§ **AIM OF THE EXERCISE**:
The records below need retyping in full; give them again exactly.

Part of a data file:

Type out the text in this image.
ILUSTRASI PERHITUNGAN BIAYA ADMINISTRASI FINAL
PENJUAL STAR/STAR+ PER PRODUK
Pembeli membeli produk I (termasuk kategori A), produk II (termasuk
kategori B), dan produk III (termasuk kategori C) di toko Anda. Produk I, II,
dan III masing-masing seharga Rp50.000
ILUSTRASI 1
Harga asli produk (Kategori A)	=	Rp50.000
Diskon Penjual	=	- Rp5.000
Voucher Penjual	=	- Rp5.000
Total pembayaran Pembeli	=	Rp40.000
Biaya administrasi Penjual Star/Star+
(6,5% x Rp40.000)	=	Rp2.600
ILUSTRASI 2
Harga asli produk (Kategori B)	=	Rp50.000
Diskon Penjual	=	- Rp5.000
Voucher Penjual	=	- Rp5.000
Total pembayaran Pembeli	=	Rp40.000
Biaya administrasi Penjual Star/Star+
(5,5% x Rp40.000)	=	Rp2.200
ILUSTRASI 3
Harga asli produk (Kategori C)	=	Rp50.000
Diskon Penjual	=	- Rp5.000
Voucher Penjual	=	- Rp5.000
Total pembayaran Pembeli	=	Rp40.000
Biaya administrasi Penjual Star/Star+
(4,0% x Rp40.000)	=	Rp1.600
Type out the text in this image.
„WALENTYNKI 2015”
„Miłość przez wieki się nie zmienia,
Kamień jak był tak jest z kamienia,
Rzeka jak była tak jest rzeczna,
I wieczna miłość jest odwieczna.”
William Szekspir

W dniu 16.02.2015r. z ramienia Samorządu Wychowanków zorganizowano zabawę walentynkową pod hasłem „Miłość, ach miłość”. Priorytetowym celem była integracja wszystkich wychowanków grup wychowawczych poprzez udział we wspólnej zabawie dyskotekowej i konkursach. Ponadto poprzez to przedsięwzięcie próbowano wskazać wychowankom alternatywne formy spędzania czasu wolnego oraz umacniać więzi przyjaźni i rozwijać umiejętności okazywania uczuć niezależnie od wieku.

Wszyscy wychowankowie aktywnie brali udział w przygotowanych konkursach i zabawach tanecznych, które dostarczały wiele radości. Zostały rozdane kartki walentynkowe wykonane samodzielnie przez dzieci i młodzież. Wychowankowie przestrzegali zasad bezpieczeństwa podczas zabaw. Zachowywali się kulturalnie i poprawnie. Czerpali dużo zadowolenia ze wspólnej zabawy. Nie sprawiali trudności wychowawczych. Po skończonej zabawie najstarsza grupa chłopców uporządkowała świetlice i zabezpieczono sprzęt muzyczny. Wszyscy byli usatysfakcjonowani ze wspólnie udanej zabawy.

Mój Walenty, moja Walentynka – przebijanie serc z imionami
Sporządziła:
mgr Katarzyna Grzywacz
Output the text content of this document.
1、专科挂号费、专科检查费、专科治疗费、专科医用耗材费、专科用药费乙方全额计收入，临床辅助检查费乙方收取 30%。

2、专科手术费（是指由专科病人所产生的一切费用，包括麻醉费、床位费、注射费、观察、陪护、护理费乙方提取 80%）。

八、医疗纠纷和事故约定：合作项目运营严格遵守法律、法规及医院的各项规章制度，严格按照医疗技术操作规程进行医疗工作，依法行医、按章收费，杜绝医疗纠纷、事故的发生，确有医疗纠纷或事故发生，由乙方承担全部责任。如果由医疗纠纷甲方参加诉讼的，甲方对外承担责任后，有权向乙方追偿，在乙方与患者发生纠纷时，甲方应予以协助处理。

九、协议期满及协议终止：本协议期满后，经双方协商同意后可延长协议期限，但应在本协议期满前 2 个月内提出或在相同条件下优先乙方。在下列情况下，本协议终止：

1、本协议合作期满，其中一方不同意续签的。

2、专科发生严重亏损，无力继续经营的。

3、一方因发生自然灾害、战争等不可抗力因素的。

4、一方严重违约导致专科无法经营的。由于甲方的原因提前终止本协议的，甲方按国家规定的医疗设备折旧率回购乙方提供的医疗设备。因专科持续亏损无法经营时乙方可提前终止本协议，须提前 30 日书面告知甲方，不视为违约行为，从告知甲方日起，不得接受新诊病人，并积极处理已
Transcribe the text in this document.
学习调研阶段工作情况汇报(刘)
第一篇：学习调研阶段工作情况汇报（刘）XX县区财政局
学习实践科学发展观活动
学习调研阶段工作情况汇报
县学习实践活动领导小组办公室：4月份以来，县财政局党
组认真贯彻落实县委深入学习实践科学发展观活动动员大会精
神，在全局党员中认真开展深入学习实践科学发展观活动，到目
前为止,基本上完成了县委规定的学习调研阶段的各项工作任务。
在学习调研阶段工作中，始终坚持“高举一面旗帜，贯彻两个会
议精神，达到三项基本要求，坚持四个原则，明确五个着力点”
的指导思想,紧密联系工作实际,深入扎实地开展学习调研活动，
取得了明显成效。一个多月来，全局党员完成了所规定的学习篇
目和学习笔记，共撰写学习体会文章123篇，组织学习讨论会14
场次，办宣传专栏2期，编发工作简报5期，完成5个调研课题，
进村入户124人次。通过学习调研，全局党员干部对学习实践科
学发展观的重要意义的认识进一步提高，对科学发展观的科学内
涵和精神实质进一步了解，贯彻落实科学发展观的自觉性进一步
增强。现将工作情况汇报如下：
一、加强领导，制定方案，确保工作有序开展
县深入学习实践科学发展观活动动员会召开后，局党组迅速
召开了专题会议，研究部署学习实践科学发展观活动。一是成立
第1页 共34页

§ **REPLY TO THE TASK**:
Type out the text in this image.
ILUSTRASI PERHITUNGAN BIAYA ADMINISTRASI FINAL
PENJUAL STAR/STAR+ PER PRODUK
Pembeli membeli produk I (termasuk kategori A), produk II (termasuk
kategori B), dan produk III (termasuk kategori C) di toko Anda. Produk I, II,
dan III masing-masing seharga Rp50.000
ILUSTRASI 1
Harga asli produk (Kategori A)	=	Rp50.000
Diskon Penjual	=	- Rp5.000
Voucher Penjual	=	- Rp5.000
Total pembayaran Pembeli	=	Rp40.000
Biaya administrasi Penjual Star/Star+
(6,5% x Rp40.000)	=	Rp2.600
ILUSTRASI 2
Harga asli produk (Kategori B)	=	Rp50.000
Diskon Penjual	=	- Rp5.000
Voucher Penjual	=	- Rp5.000
Total pembayaran Pembeli	=	Rp40.000
Biaya administrasi Penjual Star/Star+
(5,5% x Rp40.000)	=	Rp2.200
ILUSTRASI 3
Harga asli produk (Kategori C)	=	Rp50.000
Diskon Penjual	=	- Rp5.000
Voucher Penjual	=	- Rp5.000
Total pembayaran Pembeli	=	Rp40.000
Biaya administrasi Penjual Star/Star+
(4,0% x Rp40.000)	=	Rp1.600
Type out the text in this image.
„WALENTYNKI 2015”
„Miłość przez wieki się nie zmienia,
Kamień jak był tak jest z kamienia,
Rzeka jak była tak jest rzeczna,
I wieczna miłość jest odwieczna.”
William Szekspir

W dniu 16.02.2015r. z ramienia Samorządu Wychowanków zorganizowano zabawę walentynkową pod hasłem „Miłość, ach miłość”. Priorytetowym celem była integracja wszystkich wychowanków grup wychowawczych poprzez udział we wspólnej zabawie dyskotekowej i konkursach. Ponadto poprzez to przedsięwzięcie próbowano wskazać wychowankom alternatywne formy spędzania czasu wolnego oraz umacniać więzi przyjaźni i rozwijać umiejętności okazywania uczuć niezależnie od wieku.

Wszyscy wychowankowie aktywnie brali udział w przygotowanych konkursach i zabawach tanecznych, które dostarczały wiele radości. Zostały rozdane kartki walentynkowe wykonane samodzielnie przez dzieci i młodzież. Wychowankowie przestrzegali zasad bezpieczeństwa podczas zabaw. Zachowywali się kulturalnie i poprawnie. Czerpali dużo zadowolenia ze wspólnej zabawy. Nie sprawiali trudności wychowawczych. Po skończonej zabawie najstarsza grupa chłopców uporządkowała świetlice i zabezpieczono sprzęt muzyczny. Wszyscy byli usatysfakcjonowani ze wspólnie udanej zabawy.

Mój Walenty, moja Walentynka – przebijanie serc z imionami
Sporządziła:
mgr Katarzyna Grzywacz
Output the text content of this document.
1、专科挂号费、专科检查费、专科治疗费、专科医用耗材费、专科用药费乙方全额计收入，临床辅助检查费乙方收取 30%。

2、专科手术费（是指由专科病人所产生的一切费用，包括麻醉费、床位费、注射费、观察、陪护、护理费乙方提取 80%）。

八、医疗纠纷和事故约定：合作项目运营严格遵守法律、法规及医院的各项规章制度，严格按照医疗技术操作规程进行医疗工作，依法行医、按章收费，杜绝医疗纠纷、事故的发生，确有医疗纠纷或事故发生，由乙方承担全部责任。如果由医疗纠纷甲方参加诉讼的，甲方对外承担责任后，有权向乙方追偿，在乙方与患者发生纠纷时，甲方应予以协助处理。

九、协议期满及协议终止：本协议期满后，经双方协商同意后可延长协议期限，但应在本协议期满前 2 个月内提出或在相同条件下优先乙方。在下列情况下，本协议终止：

1、本协议合作期满，其中一方不同意续签的。

2、专科发生严重亏损，无力继续经营的。

3、一方因发生自然灾害、战争等不可抗力因素的。

4、一方严重违约导致专科无法经营的。由于甲方的原因提前终止本协议的，甲方按国家规定的医疗设备折旧率回购乙方提供的医疗设备。因专科持续亏损无法经营时乙方可提前终止本协议，须提前 30 日书面告知甲方，不视为违约行为，从告知甲方日起，不得接受新诊病人，并积极处理已
Transcribe the text in this document.
学习调研阶段工作情况汇报(刘)
第一篇：学习调研阶段工作情况汇报（刘）XX县区财政局
学习实践科学发展观活动
学习调研阶段工作情况汇报
县学习实践活动领导小组办公室：4月份以来，县财政局党
组认真贯彻落实县委深入学习实践科学发展观活动动员大会精
神，在全局党员中认真开展深入学习实践科学发展观活动，到目
前为止,基本上完成了县委规定的学习调研阶段的各项工作任务。
在学习调研阶段工作中，始终坚持“高举一面旗帜，贯彻两个会
议精神，达到三项基本要求，坚持四个原则，明确五个着力点”
的指导思想,紧密联系工作实际,深入扎实地开展学习调研活动，
取得了明显成效。一个多月来，全局党员完成了所规定的学习篇
目和学习笔记，共撰写学习体会文章123篇，组织学习讨论会14
场次，办宣传专栏2期，编发工作简报5期，完成5个调研课题，
进村入户124人次。通过学习调研，全局党员干部对学习实践科
学发展观的重要意义的认识进一步提高，对科学发展观的科学内
涵和精神实质进一步了解，贯彻落实科学发展观的自觉性进一步
增强。现将工作情况汇报如下：
一、加强领导，制定方案，确保工作有序开展
县深入学习实践科学发展观活动动员会召开后，局党组迅速
召开了专题会议，研究部署学习实践科学发展观活动。一是成立
第1页 共34页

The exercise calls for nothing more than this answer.